Items from a figure collection
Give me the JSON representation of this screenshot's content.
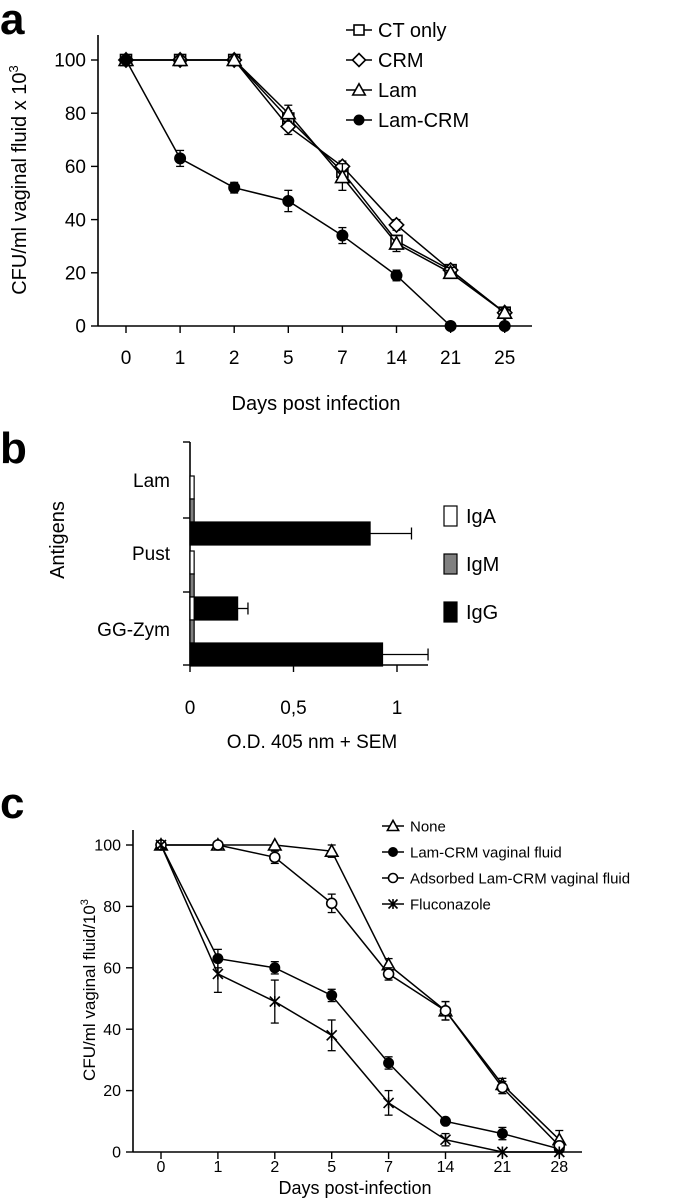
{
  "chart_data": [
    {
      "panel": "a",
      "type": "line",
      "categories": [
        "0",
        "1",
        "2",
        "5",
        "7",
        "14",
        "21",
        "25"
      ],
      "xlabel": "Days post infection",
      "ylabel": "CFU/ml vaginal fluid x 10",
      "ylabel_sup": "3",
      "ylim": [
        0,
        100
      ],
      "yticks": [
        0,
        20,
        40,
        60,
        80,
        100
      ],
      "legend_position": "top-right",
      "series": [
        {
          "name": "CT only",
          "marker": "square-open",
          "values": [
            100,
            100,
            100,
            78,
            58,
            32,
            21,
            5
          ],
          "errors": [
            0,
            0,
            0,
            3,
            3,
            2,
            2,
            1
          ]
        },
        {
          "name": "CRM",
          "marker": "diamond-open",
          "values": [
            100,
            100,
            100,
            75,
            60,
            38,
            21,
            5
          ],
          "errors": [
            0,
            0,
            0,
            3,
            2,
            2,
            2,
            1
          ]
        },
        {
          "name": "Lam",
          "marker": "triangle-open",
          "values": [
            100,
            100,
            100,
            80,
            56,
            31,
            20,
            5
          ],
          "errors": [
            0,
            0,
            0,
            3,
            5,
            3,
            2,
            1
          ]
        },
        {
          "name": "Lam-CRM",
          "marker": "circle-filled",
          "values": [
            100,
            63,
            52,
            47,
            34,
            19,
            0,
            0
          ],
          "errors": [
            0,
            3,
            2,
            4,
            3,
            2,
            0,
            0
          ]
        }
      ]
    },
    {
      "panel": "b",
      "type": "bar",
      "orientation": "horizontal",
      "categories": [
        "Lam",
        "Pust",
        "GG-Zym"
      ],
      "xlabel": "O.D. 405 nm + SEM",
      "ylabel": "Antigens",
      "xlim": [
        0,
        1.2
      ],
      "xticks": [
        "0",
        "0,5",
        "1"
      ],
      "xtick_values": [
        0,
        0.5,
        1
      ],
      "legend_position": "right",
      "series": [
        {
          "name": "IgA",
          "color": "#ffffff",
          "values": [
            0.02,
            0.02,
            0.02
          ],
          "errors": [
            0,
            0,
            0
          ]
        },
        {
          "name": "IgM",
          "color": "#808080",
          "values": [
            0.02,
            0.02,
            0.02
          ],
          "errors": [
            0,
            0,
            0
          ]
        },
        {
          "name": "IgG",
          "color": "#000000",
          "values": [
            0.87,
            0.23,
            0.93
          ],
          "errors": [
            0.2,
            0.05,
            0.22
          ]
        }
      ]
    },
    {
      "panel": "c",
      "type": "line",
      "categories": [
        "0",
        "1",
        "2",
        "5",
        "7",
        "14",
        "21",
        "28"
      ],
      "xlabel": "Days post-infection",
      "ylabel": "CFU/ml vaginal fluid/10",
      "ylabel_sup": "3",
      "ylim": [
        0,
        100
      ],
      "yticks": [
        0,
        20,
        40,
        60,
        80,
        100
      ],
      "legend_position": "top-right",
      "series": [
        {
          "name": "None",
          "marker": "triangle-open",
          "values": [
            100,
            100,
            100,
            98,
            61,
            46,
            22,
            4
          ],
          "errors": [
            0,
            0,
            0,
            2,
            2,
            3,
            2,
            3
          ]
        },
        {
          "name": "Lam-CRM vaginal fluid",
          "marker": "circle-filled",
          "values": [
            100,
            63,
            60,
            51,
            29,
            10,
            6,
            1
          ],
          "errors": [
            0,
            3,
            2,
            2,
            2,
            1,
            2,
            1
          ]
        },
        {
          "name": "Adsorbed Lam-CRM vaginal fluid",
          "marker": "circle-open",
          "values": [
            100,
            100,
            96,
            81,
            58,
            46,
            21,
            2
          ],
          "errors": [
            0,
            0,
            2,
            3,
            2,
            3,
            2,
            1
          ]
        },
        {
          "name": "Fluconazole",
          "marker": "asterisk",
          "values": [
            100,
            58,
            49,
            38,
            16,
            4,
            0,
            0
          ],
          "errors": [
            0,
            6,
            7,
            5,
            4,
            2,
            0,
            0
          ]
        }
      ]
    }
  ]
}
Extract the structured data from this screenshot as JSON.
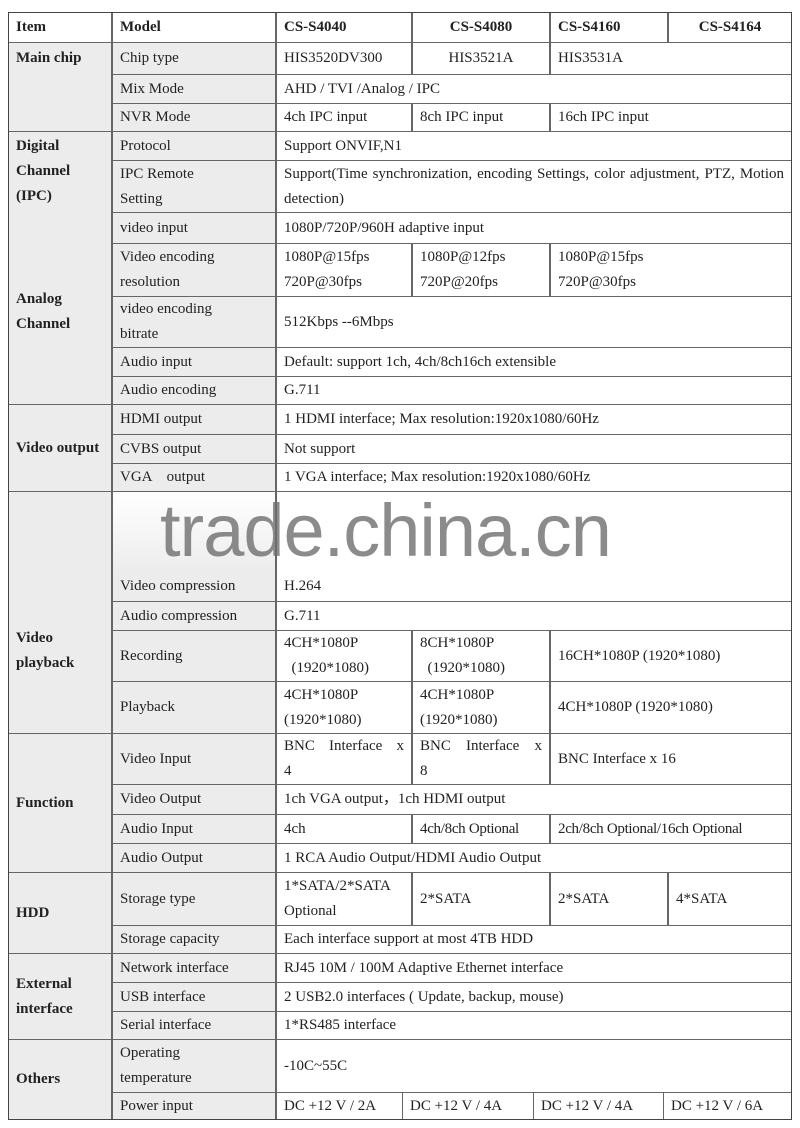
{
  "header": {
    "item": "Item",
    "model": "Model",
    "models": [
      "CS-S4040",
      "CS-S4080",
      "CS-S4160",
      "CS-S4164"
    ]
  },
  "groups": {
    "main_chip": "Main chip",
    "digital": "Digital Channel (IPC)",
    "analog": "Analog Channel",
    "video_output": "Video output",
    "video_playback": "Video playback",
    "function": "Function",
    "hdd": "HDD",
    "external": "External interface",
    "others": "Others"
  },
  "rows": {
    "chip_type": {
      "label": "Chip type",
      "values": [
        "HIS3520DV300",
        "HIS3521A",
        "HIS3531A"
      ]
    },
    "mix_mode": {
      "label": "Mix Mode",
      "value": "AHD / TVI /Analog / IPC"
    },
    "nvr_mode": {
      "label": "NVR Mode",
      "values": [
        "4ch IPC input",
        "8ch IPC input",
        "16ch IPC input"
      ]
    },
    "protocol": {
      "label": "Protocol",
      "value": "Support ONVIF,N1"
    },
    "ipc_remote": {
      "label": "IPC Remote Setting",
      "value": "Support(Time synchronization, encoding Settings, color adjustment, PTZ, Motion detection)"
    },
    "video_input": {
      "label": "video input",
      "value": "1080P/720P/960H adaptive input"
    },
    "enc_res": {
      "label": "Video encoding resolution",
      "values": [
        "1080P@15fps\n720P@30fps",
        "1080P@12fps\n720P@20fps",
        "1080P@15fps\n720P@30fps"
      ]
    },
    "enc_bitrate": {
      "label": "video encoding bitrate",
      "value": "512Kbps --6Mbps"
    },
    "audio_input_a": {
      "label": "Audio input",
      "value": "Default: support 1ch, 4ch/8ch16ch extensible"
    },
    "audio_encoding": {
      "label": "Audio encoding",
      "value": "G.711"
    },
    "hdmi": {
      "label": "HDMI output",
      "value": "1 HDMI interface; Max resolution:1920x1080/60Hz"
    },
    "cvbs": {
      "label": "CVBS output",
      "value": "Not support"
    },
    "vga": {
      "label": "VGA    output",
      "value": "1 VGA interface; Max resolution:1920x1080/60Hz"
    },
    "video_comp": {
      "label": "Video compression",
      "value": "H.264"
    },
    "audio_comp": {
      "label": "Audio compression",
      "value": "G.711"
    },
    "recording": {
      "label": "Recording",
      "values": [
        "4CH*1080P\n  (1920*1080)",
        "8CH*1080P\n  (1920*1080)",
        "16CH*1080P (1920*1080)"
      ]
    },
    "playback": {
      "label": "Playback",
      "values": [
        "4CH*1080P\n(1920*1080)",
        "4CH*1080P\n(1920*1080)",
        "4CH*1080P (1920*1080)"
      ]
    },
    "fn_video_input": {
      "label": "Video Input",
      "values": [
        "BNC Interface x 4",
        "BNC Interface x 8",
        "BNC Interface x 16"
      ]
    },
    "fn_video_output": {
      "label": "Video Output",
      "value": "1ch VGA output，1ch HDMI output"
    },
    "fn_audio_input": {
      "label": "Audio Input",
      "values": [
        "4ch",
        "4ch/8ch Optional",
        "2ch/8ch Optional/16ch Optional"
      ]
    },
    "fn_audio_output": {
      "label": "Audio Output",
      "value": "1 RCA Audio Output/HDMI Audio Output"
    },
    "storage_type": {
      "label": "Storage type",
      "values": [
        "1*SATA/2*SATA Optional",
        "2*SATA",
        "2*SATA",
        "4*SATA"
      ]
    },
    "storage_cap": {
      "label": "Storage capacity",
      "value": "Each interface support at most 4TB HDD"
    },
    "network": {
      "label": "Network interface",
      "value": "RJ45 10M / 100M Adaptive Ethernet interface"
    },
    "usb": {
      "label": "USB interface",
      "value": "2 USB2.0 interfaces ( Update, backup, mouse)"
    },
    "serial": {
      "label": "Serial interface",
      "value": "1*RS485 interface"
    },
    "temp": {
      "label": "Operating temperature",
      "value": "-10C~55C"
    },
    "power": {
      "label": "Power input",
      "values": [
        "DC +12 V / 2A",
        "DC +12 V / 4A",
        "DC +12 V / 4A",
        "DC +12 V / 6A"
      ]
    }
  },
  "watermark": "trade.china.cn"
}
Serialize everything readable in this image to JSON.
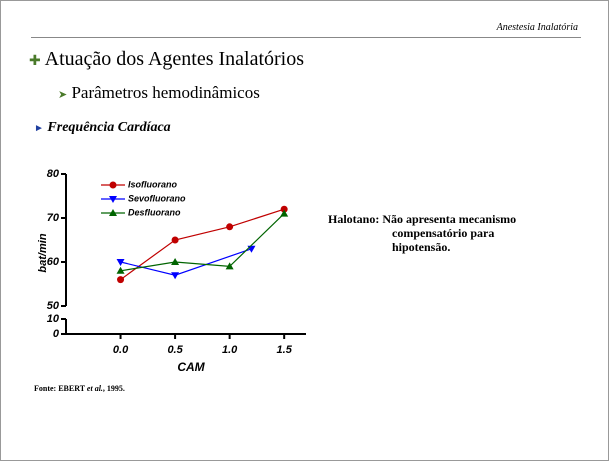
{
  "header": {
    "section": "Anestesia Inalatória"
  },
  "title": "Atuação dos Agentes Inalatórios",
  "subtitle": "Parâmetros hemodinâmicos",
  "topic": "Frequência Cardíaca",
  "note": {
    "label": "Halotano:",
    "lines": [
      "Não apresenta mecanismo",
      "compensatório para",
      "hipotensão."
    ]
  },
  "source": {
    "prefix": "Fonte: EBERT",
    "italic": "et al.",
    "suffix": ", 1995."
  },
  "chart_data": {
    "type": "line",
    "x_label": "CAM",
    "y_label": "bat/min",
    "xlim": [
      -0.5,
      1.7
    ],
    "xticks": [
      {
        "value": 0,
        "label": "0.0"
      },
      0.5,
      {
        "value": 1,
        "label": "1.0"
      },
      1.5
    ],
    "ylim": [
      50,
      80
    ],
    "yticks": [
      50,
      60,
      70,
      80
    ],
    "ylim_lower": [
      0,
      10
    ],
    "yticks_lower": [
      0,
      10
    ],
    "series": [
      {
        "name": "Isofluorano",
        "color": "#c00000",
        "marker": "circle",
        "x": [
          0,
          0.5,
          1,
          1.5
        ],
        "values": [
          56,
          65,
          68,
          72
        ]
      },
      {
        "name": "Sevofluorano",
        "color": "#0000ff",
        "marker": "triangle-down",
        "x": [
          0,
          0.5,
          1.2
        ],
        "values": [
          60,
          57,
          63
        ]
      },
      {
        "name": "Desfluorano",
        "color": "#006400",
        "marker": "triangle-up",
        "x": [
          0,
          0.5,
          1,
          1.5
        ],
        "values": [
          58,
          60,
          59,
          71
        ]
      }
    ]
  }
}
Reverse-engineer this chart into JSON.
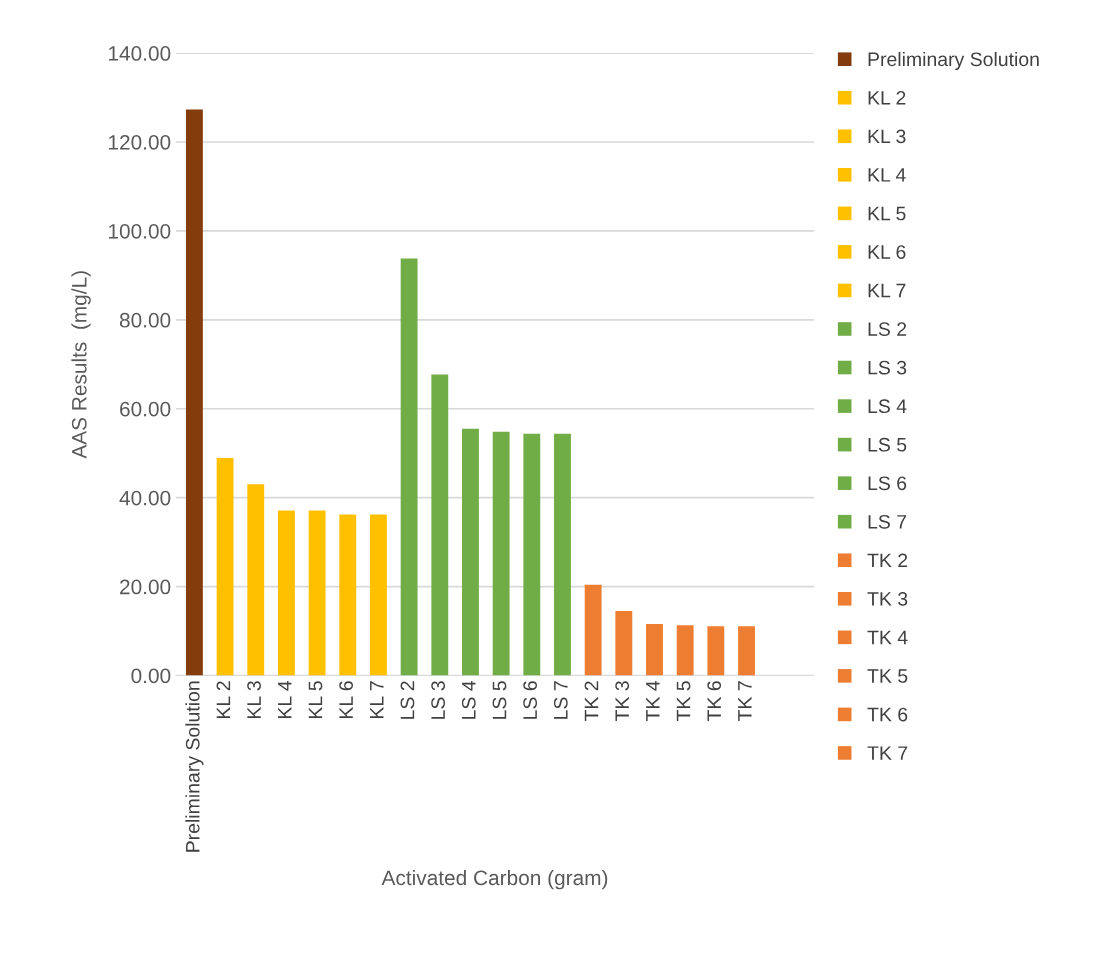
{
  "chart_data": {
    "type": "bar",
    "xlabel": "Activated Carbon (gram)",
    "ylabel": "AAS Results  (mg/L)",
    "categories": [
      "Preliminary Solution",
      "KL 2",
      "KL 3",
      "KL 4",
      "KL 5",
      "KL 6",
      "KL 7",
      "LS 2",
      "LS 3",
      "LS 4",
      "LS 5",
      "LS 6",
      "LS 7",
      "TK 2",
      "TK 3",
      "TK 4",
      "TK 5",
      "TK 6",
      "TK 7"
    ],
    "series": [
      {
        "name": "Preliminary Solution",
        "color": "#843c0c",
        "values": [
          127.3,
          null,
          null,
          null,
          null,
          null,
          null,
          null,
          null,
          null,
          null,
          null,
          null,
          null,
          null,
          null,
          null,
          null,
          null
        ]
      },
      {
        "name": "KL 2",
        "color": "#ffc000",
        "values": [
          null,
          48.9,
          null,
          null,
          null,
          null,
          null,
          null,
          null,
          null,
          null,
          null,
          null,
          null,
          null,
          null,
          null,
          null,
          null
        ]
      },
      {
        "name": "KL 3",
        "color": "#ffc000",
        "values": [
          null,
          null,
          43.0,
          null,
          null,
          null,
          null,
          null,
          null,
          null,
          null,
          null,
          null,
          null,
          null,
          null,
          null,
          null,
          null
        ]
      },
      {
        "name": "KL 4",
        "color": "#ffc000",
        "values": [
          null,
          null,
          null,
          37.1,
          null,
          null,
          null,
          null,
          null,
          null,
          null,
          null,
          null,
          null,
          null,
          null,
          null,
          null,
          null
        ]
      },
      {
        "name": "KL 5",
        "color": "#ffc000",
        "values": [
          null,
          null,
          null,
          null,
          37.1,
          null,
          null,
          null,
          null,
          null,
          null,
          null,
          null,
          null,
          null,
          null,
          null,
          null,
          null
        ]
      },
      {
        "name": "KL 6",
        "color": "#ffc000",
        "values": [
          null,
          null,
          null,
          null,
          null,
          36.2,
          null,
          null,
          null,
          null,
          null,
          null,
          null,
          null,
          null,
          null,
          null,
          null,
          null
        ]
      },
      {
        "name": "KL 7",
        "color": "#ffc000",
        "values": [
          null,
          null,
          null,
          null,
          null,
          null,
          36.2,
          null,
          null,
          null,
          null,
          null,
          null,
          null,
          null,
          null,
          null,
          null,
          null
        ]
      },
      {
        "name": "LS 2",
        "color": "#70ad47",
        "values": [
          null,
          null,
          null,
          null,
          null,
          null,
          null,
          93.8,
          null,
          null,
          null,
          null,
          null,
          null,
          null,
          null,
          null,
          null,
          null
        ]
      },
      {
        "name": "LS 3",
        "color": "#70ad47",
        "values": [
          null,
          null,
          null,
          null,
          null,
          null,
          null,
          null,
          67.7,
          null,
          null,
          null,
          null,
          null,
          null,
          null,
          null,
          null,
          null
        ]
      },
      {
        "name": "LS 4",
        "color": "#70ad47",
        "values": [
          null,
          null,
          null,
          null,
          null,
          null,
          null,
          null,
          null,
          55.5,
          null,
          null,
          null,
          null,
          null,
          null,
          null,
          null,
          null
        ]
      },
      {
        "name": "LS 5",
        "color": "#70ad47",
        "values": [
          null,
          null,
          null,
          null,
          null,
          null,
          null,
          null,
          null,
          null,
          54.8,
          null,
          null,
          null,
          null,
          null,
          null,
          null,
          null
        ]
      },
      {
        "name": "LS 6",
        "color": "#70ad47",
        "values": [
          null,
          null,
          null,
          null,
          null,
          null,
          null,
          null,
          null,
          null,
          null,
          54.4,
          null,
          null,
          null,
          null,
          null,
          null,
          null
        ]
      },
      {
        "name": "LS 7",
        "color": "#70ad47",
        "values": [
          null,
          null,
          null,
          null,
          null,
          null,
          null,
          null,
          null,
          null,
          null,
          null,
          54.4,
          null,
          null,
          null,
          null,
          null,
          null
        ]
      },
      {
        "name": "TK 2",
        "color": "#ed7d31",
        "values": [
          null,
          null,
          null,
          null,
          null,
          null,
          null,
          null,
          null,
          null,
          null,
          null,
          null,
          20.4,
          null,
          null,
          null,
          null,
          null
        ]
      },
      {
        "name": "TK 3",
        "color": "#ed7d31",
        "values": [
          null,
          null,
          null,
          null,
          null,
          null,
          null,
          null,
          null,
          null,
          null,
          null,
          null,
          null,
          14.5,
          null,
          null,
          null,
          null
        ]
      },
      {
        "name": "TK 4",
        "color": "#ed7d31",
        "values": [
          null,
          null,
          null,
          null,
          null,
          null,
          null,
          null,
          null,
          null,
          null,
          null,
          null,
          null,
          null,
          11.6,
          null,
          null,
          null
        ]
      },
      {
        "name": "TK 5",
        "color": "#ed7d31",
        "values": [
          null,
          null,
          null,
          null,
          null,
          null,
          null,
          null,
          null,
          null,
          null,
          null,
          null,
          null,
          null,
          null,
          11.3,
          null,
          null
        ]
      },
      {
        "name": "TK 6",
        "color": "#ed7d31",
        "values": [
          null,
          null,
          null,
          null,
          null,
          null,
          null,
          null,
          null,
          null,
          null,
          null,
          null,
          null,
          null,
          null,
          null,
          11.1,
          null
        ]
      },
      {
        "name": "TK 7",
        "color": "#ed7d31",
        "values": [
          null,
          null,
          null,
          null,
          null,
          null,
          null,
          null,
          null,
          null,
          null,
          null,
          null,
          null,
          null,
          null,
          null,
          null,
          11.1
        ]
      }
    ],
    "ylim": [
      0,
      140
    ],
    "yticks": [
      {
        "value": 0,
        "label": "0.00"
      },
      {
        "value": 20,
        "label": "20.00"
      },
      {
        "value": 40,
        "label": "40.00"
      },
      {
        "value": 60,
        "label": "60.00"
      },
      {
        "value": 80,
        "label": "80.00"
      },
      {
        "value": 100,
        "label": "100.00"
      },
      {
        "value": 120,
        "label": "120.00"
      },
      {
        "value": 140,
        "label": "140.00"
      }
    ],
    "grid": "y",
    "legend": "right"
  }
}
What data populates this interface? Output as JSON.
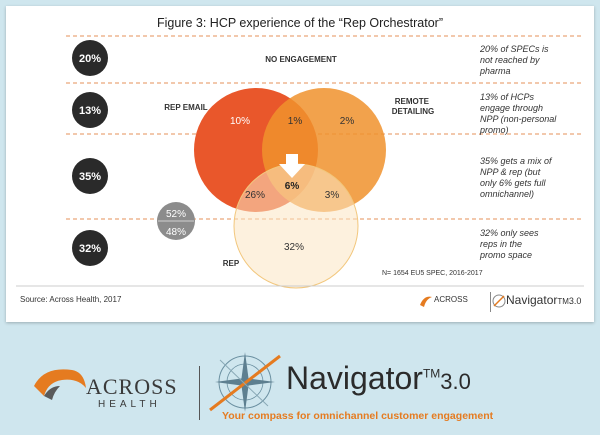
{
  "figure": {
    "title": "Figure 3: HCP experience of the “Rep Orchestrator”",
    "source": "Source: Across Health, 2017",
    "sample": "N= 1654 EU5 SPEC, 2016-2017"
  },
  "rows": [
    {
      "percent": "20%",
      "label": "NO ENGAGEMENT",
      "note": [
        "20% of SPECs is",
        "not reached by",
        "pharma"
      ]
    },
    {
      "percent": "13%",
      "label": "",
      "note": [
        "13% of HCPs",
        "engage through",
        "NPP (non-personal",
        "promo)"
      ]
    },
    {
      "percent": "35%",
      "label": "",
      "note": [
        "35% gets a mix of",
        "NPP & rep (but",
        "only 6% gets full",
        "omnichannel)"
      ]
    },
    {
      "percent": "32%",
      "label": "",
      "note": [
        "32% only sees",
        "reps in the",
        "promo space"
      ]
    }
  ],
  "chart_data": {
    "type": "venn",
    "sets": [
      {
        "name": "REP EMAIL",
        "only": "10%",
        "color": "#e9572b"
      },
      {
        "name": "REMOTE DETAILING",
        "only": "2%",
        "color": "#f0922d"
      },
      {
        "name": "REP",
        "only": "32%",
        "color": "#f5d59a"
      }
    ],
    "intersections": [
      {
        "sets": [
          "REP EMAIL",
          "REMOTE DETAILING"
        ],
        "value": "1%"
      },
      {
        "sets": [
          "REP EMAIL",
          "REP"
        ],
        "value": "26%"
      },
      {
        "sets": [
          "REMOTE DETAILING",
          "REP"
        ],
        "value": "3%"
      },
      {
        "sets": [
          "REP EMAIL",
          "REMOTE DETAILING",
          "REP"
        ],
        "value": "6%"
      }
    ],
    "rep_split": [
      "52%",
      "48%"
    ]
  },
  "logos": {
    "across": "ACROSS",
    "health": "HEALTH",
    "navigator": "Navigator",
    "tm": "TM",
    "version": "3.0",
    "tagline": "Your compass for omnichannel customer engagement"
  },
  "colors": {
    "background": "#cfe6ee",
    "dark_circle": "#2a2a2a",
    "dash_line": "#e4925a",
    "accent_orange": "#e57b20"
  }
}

Required task
Copy out each line in the preceding records that contains "SATA".

Worked solution
        "1*SATA/2*SATA Optional",
        "2*SATA",
        "2*SATA",
        "4*SATA"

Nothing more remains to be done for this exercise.